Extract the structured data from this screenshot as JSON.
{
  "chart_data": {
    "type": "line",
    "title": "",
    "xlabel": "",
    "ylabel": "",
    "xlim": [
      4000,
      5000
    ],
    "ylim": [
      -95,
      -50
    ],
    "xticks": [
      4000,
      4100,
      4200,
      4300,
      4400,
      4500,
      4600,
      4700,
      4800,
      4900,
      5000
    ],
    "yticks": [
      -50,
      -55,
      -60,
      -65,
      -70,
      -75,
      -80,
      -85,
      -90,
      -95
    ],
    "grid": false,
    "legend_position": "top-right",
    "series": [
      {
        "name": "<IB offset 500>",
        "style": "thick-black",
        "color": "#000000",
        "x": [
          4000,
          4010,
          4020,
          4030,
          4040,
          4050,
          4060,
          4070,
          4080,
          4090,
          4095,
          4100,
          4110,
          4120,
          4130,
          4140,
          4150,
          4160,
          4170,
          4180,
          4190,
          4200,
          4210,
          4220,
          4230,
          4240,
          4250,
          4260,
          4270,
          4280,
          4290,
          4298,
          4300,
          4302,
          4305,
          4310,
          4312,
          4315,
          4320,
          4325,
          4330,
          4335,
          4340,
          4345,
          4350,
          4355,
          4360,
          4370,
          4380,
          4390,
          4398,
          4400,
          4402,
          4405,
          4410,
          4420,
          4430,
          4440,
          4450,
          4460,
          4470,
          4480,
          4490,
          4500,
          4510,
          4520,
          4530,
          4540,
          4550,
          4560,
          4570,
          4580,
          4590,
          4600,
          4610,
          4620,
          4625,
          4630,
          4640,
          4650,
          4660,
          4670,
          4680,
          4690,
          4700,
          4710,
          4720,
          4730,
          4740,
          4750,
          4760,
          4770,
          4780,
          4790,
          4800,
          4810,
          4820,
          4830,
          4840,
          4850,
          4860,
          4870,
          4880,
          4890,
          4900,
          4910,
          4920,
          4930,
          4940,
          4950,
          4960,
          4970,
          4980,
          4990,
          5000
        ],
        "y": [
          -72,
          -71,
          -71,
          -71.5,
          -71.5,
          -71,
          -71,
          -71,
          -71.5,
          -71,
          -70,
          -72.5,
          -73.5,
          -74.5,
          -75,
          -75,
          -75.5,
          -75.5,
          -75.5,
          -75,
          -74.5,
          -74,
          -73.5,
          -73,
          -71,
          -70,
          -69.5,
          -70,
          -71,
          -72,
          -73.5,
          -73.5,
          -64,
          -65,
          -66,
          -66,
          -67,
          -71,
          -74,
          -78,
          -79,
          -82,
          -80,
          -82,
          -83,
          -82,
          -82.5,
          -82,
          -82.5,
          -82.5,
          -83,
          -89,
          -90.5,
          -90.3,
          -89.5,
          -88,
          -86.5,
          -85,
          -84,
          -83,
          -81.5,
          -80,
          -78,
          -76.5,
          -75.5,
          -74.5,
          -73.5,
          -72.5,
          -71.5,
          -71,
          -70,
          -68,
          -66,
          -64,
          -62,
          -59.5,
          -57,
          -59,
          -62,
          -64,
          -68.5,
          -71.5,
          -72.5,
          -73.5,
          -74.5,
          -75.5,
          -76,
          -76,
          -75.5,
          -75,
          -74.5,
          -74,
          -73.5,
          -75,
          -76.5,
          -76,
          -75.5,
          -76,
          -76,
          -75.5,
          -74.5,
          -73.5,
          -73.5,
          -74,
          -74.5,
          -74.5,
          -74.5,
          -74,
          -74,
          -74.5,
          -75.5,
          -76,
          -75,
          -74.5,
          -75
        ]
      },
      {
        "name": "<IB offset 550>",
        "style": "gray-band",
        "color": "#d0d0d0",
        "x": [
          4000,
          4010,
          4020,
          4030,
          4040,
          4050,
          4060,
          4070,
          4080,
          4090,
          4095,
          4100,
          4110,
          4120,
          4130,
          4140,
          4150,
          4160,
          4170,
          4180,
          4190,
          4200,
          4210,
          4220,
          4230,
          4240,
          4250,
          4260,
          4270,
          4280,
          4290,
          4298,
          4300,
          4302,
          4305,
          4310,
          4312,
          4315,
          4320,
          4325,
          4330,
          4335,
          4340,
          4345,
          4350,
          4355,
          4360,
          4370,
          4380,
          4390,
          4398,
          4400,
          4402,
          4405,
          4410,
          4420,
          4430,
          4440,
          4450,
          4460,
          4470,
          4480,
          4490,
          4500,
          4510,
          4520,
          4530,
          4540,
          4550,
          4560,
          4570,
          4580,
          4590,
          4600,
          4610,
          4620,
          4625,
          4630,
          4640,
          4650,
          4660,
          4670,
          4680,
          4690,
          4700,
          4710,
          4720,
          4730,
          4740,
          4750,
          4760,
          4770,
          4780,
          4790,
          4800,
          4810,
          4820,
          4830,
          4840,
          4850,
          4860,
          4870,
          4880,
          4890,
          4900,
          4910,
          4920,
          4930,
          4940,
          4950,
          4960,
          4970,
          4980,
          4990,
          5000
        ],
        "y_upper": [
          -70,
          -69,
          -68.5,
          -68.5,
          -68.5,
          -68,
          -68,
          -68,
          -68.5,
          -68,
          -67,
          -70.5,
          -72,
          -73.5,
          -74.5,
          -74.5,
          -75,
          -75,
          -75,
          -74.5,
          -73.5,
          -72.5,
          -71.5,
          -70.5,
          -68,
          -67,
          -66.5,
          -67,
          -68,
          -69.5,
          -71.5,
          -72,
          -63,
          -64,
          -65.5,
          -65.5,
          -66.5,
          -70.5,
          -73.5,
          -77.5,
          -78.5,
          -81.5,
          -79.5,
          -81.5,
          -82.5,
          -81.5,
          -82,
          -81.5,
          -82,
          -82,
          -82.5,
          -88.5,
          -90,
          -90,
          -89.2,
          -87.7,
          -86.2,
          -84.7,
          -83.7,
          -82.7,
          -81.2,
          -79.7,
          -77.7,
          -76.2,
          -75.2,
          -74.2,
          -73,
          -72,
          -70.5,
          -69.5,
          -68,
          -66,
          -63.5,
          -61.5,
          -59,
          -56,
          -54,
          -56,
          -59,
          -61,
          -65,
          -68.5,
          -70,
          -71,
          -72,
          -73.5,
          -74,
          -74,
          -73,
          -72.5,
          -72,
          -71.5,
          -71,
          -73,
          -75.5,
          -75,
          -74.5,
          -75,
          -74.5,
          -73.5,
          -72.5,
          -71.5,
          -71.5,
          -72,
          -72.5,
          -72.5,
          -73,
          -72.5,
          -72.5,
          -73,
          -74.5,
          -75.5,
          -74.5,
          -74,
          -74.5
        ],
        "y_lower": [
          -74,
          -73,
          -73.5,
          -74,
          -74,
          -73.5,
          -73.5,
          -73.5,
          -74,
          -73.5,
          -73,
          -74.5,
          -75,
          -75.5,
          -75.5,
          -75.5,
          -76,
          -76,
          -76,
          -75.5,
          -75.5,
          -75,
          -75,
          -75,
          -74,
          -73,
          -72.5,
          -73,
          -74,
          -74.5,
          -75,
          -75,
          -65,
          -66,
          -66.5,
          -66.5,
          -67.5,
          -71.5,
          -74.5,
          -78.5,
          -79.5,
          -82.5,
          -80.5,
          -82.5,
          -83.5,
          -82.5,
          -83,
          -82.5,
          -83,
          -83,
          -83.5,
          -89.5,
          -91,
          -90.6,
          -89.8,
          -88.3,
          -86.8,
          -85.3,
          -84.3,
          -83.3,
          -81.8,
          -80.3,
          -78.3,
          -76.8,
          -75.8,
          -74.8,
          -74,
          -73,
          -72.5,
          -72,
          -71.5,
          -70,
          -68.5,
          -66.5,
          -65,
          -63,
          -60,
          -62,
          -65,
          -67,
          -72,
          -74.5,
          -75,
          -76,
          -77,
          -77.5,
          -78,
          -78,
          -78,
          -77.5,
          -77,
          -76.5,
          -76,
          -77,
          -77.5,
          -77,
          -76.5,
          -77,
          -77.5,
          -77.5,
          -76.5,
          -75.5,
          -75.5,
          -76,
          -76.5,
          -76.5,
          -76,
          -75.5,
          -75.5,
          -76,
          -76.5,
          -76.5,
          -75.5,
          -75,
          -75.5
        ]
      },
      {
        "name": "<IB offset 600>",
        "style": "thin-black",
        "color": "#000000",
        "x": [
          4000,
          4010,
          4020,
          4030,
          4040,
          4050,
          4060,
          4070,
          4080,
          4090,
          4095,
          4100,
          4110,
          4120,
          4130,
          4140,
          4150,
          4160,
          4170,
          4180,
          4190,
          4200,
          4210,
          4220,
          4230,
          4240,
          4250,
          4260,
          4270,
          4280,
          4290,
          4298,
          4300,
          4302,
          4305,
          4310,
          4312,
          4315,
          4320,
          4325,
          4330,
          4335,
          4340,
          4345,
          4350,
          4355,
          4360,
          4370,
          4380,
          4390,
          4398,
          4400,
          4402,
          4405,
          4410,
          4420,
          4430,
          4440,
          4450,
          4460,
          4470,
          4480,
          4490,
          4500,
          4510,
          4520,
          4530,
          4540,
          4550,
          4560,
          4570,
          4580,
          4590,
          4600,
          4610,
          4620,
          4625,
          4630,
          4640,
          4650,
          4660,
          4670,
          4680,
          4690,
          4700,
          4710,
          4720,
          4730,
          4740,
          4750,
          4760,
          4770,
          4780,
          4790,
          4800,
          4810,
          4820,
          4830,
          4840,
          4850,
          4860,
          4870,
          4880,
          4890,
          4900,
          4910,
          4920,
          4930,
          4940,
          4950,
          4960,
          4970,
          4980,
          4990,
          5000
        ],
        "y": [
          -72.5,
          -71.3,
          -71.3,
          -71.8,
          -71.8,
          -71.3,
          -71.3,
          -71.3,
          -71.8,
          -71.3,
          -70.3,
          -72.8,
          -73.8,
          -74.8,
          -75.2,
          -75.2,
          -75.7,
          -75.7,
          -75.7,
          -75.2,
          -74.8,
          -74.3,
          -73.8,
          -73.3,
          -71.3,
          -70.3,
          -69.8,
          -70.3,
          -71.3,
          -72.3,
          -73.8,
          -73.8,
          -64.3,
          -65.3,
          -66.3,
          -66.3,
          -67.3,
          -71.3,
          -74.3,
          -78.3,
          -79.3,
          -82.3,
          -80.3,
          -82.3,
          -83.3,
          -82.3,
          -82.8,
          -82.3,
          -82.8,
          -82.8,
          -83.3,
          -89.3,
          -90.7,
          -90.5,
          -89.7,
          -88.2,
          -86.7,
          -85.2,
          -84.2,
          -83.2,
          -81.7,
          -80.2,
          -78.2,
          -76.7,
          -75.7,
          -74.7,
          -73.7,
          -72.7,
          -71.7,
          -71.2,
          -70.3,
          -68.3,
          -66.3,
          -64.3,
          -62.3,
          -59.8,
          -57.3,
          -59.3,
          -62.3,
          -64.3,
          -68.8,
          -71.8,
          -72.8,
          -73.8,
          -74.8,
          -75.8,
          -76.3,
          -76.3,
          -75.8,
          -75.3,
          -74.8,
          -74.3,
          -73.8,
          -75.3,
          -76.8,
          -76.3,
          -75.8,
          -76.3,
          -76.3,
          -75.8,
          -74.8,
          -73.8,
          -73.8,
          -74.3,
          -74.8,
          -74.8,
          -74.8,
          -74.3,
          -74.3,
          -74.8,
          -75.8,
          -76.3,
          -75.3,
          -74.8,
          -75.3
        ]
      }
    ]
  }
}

*TASK DIRECTIONS*
Report only the count of lines that include the string "style".

*ANSWER BELOW*
3